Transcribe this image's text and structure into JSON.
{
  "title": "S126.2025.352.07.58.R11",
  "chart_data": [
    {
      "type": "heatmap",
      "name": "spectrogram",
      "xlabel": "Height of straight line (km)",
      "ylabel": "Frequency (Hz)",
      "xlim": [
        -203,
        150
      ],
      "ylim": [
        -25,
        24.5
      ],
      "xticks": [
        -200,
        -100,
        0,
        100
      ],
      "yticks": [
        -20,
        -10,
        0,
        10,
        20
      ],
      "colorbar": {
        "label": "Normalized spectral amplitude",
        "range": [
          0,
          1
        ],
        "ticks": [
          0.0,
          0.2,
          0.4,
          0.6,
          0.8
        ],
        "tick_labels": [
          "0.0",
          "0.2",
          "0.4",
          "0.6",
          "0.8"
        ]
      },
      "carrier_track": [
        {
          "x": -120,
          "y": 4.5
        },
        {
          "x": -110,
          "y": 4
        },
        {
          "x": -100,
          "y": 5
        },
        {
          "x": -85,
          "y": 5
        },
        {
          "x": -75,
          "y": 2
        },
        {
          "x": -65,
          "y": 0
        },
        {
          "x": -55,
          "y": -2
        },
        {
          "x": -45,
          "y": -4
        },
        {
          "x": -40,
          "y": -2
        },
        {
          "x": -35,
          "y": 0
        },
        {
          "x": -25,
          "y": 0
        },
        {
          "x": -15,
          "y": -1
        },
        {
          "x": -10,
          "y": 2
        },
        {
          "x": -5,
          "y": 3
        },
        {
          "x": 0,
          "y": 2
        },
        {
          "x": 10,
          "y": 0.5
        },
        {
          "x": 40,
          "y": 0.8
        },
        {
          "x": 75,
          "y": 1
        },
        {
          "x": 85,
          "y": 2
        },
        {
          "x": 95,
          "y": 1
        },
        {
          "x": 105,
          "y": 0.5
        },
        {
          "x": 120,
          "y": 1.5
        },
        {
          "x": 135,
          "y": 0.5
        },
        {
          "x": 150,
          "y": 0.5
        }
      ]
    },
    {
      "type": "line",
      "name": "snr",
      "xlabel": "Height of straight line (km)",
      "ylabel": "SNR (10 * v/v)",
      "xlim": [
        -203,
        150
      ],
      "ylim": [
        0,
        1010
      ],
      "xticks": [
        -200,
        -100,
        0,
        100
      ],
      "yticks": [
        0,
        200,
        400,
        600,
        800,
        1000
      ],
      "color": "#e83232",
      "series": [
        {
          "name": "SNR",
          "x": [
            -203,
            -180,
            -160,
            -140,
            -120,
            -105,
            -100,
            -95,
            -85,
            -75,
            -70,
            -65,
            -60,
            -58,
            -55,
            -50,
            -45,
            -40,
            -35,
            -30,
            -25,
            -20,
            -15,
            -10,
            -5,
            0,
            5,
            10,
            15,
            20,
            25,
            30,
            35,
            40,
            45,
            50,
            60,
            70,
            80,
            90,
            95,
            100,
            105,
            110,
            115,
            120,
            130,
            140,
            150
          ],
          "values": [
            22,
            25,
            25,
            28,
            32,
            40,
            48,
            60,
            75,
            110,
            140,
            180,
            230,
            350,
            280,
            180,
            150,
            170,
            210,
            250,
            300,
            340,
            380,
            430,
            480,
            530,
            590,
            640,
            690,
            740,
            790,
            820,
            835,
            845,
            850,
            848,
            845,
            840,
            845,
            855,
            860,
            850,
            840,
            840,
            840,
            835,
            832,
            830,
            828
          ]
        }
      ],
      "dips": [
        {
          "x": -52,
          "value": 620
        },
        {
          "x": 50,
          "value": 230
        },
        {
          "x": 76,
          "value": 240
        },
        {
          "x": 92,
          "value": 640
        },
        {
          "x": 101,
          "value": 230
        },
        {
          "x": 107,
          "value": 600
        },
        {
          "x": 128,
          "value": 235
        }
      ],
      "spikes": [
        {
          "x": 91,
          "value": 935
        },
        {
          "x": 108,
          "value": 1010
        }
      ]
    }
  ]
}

■ REQUIREMENTS: Restate the data above exactly, keeping each word as it stands.

■ COMPLETED EXERCISE:
Transcribe this image's text and structure into JSON.
{
  "title": "S126.2025.352.07.58.R11",
  "chart_data": [
    {
      "type": "heatmap",
      "name": "spectrogram",
      "xlabel": "Height of straight line (km)",
      "ylabel": "Frequency (Hz)",
      "xlim": [
        -203,
        150
      ],
      "ylim": [
        -25,
        24.5
      ],
      "xticks": [
        -200,
        -100,
        0,
        100
      ],
      "yticks": [
        -20,
        -10,
        0,
        10,
        20
      ],
      "colorbar": {
        "label": "Normalized spectral amplitude",
        "range": [
          0,
          1
        ],
        "ticks": [
          0.0,
          0.2,
          0.4,
          0.6,
          0.8
        ],
        "tick_labels": [
          "0.0",
          "0.2",
          "0.4",
          "0.6",
          "0.8"
        ]
      },
      "carrier_track": [
        {
          "x": -120,
          "y": 4.5
        },
        {
          "x": -110,
          "y": 4
        },
        {
          "x": -100,
          "y": 5
        },
        {
          "x": -85,
          "y": 5
        },
        {
          "x": -75,
          "y": 2
        },
        {
          "x": -65,
          "y": 0
        },
        {
          "x": -55,
          "y": -2
        },
        {
          "x": -45,
          "y": -4
        },
        {
          "x": -40,
          "y": -2
        },
        {
          "x": -35,
          "y": 0
        },
        {
          "x": -25,
          "y": 0
        },
        {
          "x": -15,
          "y": -1
        },
        {
          "x": -10,
          "y": 2
        },
        {
          "x": -5,
          "y": 3
        },
        {
          "x": 0,
          "y": 2
        },
        {
          "x": 10,
          "y": 0.5
        },
        {
          "x": 40,
          "y": 0.8
        },
        {
          "x": 75,
          "y": 1
        },
        {
          "x": 85,
          "y": 2
        },
        {
          "x": 95,
          "y": 1
        },
        {
          "x": 105,
          "y": 0.5
        },
        {
          "x": 120,
          "y": 1.5
        },
        {
          "x": 135,
          "y": 0.5
        },
        {
          "x": 150,
          "y": 0.5
        }
      ]
    },
    {
      "type": "line",
      "name": "snr",
      "xlabel": "Height of straight line (km)",
      "ylabel": "SNR (10 * v/v)",
      "xlim": [
        -203,
        150
      ],
      "ylim": [
        0,
        1010
      ],
      "xticks": [
        -200,
        -100,
        0,
        100
      ],
      "yticks": [
        0,
        200,
        400,
        600,
        800,
        1000
      ],
      "color": "#e83232",
      "series": [
        {
          "name": "SNR",
          "x": [
            -203,
            -180,
            -160,
            -140,
            -120,
            -105,
            -100,
            -95,
            -85,
            -75,
            -70,
            -65,
            -60,
            -58,
            -55,
            -50,
            -45,
            -40,
            -35,
            -30,
            -25,
            -20,
            -15,
            -10,
            -5,
            0,
            5,
            10,
            15,
            20,
            25,
            30,
            35,
            40,
            45,
            50,
            60,
            70,
            80,
            90,
            95,
            100,
            105,
            110,
            115,
            120,
            130,
            140,
            150
          ],
          "values": [
            22,
            25,
            25,
            28,
            32,
            40,
            48,
            60,
            75,
            110,
            140,
            180,
            230,
            350,
            280,
            180,
            150,
            170,
            210,
            250,
            300,
            340,
            380,
            430,
            480,
            530,
            590,
            640,
            690,
            740,
            790,
            820,
            835,
            845,
            850,
            848,
            845,
            840,
            845,
            855,
            860,
            850,
            840,
            840,
            840,
            835,
            832,
            830,
            828
          ]
        }
      ],
      "dips": [
        {
          "x": -52,
          "value": 620
        },
        {
          "x": 50,
          "value": 230
        },
        {
          "x": 76,
          "value": 240
        },
        {
          "x": 92,
          "value": 640
        },
        {
          "x": 101,
          "value": 230
        },
        {
          "x": 107,
          "value": 600
        },
        {
          "x": 128,
          "value": 235
        }
      ],
      "spikes": [
        {
          "x": 91,
          "value": 935
        },
        {
          "x": 108,
          "value": 1010
        }
      ]
    }
  ]
}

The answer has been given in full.